**EXERCISE GOAL**
Exactly reproduce each line of the listing that follows.

-- STORED RECORDS start --

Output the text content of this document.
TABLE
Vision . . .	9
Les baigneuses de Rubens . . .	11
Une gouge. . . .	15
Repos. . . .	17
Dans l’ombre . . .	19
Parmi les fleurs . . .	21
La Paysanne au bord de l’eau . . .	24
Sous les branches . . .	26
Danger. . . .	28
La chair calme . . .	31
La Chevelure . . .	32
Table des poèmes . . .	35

-- STORED RECORDS end --

**WRITTEN RESPONSE**
Output the text content of this document.
TABLE
Vision . . .	9
Les baigneuses de Rubens . . .	11
Une gouge. . . .	15
Repos. . . .	17
Dans l’ombre . . .	19
Parmi les fleurs . . .	21
La Paysanne au bord de l’eau . . .	24
Sous les branches . . .	26
Danger. . . .	28
La chair calme . . .	31
La Chevelure . . .	32
Table des poèmes . . .	35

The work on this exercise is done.